Work out the number of lines containing "high". Give that number alone.

> SOURCE DATA
==*==

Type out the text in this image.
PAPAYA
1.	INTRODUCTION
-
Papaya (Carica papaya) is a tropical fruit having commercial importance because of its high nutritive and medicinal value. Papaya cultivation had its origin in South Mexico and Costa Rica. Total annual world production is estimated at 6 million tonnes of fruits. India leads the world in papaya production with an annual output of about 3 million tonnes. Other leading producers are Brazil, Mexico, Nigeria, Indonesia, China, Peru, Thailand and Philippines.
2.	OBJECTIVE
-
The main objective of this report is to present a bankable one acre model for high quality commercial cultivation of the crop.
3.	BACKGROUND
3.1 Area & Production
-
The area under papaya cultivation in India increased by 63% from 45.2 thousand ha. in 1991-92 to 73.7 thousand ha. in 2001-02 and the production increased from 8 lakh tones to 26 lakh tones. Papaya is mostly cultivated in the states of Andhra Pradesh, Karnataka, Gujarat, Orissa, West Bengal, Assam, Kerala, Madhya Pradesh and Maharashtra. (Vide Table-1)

==*==

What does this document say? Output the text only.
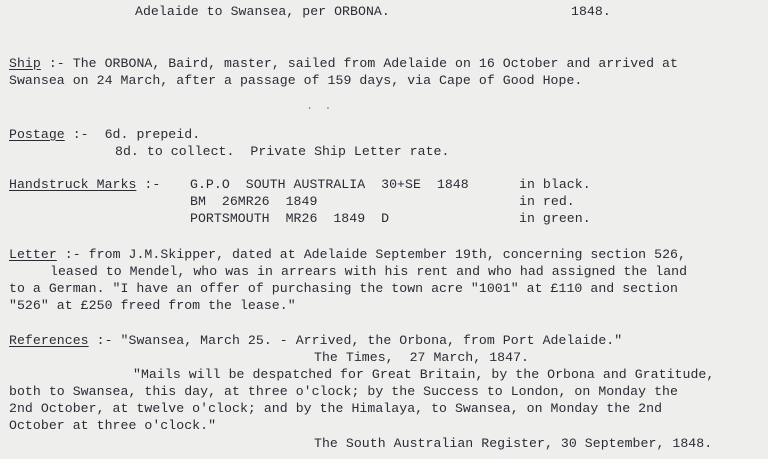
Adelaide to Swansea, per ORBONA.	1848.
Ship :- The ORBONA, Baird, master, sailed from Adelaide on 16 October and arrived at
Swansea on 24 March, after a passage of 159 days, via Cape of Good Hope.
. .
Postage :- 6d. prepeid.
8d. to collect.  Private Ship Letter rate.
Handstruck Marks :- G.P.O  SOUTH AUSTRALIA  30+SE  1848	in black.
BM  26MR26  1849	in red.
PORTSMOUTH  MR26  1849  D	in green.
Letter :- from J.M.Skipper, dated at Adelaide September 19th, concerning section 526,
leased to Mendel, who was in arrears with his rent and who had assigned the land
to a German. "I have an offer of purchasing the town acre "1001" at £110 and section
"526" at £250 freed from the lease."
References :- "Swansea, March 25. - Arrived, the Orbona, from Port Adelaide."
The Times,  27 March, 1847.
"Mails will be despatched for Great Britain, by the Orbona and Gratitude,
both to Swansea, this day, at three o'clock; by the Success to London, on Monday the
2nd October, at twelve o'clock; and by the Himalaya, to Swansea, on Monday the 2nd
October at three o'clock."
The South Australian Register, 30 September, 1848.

==*==

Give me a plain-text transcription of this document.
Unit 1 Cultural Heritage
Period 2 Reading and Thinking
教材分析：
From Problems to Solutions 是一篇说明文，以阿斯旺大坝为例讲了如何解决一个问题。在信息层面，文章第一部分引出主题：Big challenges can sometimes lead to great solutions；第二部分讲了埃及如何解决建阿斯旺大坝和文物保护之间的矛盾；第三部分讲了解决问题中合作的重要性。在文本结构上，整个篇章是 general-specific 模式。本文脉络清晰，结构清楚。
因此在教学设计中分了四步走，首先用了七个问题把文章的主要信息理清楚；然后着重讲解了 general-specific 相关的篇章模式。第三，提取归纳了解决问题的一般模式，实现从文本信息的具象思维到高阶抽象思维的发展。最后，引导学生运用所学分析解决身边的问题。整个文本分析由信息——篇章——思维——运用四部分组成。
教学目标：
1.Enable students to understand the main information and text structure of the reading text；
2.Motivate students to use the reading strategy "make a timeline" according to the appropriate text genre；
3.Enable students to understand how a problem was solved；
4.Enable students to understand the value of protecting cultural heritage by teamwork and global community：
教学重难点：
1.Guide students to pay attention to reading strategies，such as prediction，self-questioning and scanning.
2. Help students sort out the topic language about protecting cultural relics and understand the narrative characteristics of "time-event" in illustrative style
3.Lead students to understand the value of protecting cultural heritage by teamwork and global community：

==*==

> FINAL RESULT
2